== What the exercise asks ==
State how many lines of the entries hold the string "true". Reply with the number alone.

== Records to use ==
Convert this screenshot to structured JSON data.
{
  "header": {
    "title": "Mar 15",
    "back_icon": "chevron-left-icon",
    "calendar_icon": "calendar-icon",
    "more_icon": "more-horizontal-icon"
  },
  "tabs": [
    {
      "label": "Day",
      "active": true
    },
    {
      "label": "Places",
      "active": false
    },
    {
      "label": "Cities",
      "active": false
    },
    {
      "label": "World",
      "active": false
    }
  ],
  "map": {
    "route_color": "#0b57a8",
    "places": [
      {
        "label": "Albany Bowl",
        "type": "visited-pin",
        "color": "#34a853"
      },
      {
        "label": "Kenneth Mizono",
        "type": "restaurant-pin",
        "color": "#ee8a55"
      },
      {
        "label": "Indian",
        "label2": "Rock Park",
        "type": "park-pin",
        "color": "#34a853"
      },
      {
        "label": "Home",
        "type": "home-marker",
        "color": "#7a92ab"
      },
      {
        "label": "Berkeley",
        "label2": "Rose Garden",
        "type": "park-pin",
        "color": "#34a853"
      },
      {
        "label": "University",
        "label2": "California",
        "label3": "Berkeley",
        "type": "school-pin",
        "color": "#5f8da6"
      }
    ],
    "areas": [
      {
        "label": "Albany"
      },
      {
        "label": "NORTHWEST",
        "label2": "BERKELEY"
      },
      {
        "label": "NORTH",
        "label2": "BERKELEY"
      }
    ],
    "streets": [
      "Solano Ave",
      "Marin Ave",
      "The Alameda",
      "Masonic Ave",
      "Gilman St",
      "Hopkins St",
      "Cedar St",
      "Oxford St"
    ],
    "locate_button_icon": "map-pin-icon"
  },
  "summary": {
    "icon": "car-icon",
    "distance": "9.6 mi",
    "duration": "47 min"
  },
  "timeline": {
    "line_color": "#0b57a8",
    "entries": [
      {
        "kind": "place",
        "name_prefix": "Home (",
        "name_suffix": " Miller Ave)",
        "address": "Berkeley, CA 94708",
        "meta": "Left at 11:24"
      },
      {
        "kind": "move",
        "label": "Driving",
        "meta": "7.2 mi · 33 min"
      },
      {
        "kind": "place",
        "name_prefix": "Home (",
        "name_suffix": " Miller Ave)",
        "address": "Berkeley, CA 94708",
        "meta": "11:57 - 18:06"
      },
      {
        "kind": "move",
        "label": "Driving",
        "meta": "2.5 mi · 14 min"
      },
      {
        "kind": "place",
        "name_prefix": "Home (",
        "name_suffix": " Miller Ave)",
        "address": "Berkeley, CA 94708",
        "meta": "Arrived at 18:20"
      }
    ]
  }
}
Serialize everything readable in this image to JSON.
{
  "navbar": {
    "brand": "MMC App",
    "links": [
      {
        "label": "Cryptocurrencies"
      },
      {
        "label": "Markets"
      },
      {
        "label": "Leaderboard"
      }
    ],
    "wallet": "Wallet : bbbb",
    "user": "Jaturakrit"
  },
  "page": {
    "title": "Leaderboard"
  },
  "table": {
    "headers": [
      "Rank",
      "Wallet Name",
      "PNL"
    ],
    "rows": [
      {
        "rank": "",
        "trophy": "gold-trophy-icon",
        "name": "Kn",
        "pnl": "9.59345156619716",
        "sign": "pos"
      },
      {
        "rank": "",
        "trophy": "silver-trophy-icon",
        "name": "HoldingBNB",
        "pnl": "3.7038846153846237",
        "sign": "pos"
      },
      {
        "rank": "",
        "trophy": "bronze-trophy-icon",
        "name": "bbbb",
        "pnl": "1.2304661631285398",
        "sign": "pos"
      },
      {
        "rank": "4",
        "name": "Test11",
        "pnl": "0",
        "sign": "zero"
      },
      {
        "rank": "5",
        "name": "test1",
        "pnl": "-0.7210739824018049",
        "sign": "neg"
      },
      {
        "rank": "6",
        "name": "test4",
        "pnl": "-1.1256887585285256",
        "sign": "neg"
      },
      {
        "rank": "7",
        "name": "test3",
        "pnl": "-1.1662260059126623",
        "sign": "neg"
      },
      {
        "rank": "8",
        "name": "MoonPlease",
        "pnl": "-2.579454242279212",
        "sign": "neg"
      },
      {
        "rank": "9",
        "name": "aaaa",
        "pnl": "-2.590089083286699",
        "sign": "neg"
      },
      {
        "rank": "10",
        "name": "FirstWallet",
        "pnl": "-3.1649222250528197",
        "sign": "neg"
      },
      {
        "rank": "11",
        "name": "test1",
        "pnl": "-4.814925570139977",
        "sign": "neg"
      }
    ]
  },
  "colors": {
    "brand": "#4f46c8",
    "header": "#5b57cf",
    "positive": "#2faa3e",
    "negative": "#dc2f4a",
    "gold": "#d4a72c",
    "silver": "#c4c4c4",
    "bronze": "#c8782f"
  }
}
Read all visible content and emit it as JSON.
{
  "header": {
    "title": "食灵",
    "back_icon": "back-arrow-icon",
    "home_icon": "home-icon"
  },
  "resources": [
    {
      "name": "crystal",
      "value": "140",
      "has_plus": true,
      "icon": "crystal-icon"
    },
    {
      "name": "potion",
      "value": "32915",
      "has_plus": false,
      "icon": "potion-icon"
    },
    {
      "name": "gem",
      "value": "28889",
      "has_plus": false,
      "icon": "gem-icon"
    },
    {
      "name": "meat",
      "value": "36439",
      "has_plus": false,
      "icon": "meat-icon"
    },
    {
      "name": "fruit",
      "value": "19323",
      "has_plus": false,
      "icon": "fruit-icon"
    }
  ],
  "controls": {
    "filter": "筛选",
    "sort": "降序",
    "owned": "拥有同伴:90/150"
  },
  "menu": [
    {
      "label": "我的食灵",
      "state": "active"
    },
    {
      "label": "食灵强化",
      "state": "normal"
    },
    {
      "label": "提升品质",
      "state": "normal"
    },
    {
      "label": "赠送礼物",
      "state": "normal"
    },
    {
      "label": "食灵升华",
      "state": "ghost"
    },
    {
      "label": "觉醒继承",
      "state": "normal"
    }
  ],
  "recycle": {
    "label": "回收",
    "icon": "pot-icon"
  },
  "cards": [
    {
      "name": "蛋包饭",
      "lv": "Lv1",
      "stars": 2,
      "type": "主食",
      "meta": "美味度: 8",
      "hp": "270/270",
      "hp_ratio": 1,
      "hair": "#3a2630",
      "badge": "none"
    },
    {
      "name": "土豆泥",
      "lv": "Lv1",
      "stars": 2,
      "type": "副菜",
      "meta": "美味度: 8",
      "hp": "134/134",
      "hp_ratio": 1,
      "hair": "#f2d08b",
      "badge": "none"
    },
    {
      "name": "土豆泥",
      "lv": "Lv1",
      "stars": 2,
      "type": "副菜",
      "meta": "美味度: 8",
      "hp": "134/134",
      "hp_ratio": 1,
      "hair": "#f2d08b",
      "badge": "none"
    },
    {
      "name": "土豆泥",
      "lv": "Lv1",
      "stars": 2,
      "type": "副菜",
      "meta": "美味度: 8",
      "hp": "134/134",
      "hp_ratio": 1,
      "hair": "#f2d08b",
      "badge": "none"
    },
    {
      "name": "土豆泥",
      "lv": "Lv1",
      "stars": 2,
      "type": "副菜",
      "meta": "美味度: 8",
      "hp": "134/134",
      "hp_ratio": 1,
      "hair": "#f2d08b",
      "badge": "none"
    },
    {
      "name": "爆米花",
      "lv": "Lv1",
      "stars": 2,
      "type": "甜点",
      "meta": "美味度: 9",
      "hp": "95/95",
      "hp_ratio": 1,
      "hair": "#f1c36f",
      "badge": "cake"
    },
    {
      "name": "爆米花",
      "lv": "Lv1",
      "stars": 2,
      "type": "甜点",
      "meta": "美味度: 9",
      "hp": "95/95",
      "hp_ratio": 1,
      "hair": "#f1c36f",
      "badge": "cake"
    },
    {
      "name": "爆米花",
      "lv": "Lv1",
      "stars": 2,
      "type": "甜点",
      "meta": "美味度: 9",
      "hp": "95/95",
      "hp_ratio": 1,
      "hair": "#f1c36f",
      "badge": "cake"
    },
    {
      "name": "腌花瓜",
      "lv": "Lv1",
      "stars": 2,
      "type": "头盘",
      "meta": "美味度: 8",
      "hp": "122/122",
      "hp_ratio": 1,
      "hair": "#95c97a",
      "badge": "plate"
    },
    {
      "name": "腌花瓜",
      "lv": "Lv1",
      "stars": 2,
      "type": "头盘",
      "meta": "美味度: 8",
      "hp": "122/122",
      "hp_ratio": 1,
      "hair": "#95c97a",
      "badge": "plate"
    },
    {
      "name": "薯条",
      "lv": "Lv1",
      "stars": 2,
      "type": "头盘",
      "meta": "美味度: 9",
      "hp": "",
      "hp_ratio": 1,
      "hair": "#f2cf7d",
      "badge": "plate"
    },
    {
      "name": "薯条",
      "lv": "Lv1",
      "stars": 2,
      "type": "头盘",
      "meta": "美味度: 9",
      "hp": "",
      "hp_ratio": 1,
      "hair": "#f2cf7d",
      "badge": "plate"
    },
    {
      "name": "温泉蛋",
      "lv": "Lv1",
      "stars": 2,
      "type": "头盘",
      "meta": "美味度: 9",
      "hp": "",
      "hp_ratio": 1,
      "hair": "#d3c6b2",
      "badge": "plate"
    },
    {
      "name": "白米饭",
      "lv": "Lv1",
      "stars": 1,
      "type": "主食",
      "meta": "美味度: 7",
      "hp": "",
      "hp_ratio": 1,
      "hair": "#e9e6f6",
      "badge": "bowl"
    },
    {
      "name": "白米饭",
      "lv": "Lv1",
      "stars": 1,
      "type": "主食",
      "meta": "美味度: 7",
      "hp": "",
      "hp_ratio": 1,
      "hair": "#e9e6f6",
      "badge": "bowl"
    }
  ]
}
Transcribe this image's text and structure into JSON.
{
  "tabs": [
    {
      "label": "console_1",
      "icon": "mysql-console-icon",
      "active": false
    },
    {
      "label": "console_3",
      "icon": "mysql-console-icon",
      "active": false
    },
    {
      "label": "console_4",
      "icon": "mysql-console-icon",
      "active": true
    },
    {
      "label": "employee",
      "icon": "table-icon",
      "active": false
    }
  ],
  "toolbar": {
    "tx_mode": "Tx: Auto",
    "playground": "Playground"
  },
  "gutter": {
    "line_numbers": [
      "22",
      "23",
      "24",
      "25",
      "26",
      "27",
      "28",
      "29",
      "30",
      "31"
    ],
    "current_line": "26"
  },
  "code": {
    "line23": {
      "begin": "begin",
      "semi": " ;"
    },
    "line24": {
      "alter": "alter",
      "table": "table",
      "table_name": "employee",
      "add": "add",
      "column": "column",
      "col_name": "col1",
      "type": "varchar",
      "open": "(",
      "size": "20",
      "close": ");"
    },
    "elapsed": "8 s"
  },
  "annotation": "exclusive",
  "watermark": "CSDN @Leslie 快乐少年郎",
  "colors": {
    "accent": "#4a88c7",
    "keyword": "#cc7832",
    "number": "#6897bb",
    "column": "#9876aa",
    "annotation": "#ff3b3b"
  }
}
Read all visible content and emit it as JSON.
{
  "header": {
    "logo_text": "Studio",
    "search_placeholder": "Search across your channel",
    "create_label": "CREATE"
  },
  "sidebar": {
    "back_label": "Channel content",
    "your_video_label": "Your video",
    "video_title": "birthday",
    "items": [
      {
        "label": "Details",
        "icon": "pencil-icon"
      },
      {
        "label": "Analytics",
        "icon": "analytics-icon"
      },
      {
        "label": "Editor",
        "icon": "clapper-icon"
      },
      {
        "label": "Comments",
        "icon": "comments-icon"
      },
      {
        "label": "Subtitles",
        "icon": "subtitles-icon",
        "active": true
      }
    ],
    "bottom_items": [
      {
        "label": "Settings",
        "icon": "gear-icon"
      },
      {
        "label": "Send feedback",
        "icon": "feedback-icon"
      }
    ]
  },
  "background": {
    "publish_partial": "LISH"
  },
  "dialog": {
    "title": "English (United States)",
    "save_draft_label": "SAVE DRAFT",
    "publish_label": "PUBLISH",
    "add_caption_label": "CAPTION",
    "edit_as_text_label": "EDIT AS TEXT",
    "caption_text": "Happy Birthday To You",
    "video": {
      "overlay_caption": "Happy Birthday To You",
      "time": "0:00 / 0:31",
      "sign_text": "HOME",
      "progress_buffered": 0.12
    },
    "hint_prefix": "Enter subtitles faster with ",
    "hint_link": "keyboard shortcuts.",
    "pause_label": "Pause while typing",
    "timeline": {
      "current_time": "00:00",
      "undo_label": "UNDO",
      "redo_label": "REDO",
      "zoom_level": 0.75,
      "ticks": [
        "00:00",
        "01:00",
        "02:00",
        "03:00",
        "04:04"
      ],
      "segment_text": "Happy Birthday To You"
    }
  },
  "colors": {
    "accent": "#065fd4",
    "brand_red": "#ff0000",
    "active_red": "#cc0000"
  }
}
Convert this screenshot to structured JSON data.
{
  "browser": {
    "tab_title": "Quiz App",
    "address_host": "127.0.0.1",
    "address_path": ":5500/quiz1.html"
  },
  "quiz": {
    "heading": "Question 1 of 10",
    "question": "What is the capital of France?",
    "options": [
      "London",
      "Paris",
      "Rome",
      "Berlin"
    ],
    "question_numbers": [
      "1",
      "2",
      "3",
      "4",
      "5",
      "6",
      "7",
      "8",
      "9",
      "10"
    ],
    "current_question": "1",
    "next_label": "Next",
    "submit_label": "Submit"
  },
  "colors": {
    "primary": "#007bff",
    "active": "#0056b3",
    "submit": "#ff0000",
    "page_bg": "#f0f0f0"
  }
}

== Task solution ==
4